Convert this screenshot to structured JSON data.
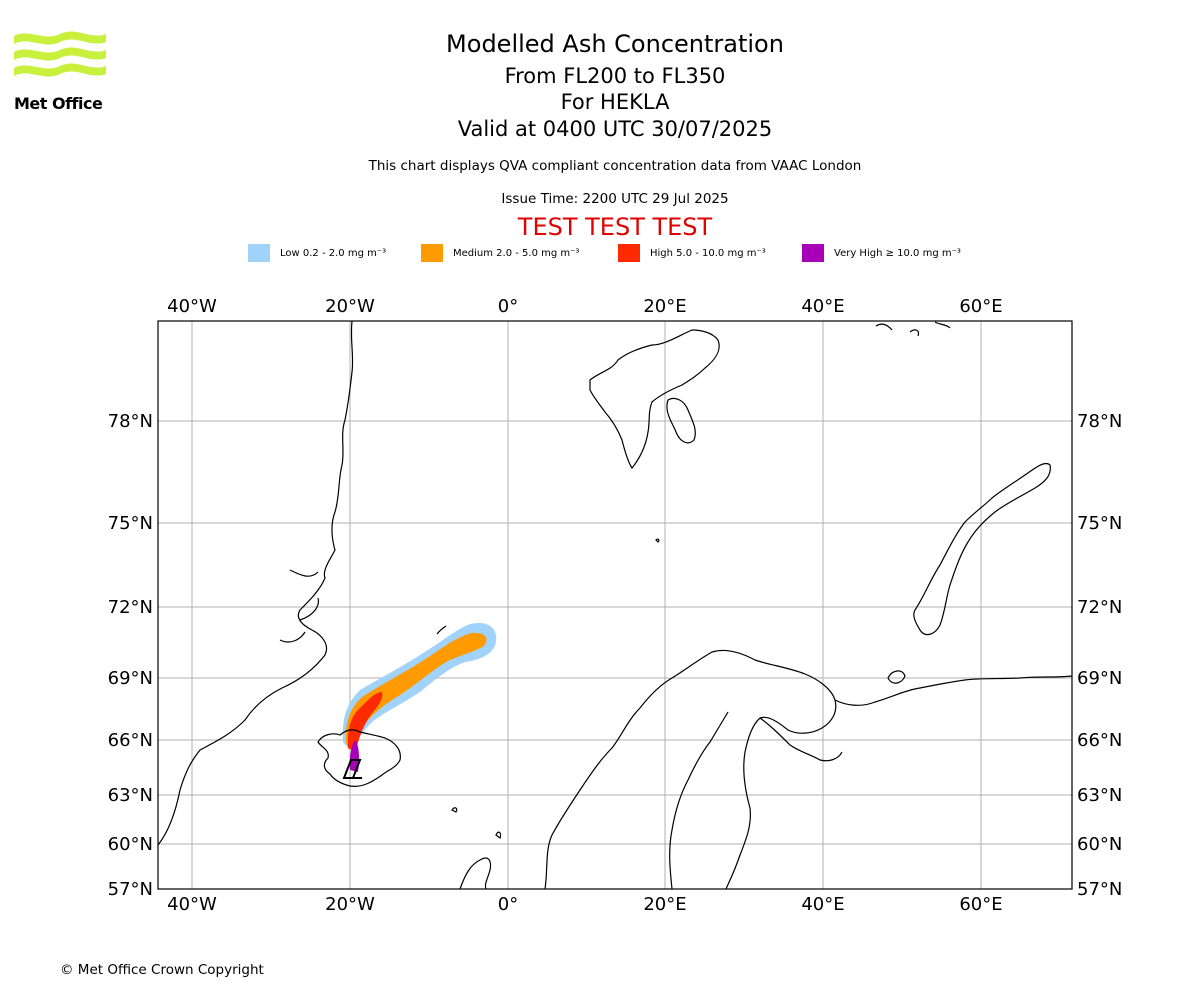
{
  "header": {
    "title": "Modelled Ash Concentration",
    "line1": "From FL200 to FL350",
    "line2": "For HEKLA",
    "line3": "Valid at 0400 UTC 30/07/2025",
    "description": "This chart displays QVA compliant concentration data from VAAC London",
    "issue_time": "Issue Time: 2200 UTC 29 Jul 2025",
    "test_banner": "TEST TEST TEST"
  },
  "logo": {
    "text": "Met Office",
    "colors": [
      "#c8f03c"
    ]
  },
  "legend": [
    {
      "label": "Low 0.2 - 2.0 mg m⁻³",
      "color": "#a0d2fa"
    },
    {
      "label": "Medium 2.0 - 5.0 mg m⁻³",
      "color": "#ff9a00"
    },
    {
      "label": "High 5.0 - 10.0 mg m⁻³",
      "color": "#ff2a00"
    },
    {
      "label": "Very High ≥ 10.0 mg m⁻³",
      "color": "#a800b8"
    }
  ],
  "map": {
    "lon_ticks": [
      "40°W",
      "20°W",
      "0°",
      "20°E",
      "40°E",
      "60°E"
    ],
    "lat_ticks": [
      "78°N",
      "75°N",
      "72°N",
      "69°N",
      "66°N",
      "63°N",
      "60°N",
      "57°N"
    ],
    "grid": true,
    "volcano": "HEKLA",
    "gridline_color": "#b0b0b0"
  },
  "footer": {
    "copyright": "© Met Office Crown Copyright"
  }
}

- _Problem requirements_
Pictures are to be left out; repeat all the remaining data exactly.

- _Solution to the exercise_
Convert this screenshot to structured JSON data.
{
  "header": {
    "title": "Modelled Ash Concentration",
    "line1": "From FL200 to FL350",
    "line2": "For HEKLA",
    "line3": "Valid at 0400 UTC 30/07/2025",
    "description": "This chart displays QVA compliant concentration data from VAAC London",
    "issue_time": "Issue Time: 2200 UTC 29 Jul 2025",
    "test_banner": "TEST TEST TEST"
  },
  "logo": {
    "text": "Met Office",
    "colors": [
      "#c8f03c"
    ]
  },
  "legend": [
    {
      "label": "Low 0.2 - 2.0 mg m⁻³",
      "color": "#a0d2fa"
    },
    {
      "label": "Medium 2.0 - 5.0 mg m⁻³",
      "color": "#ff9a00"
    },
    {
      "label": "High 5.0 - 10.0 mg m⁻³",
      "color": "#ff2a00"
    },
    {
      "label": "Very High ≥ 10.0 mg m⁻³",
      "color": "#a800b8"
    }
  ],
  "map": {
    "lon_ticks": [
      "40°W",
      "20°W",
      "0°",
      "20°E",
      "40°E",
      "60°E"
    ],
    "lat_ticks": [
      "78°N",
      "75°N",
      "72°N",
      "69°N",
      "66°N",
      "63°N",
      "60°N",
      "57°N"
    ],
    "grid": true,
    "volcano": "HEKLA",
    "gridline_color": "#b0b0b0"
  },
  "footer": {
    "copyright": "© Met Office Crown Copyright"
  }
}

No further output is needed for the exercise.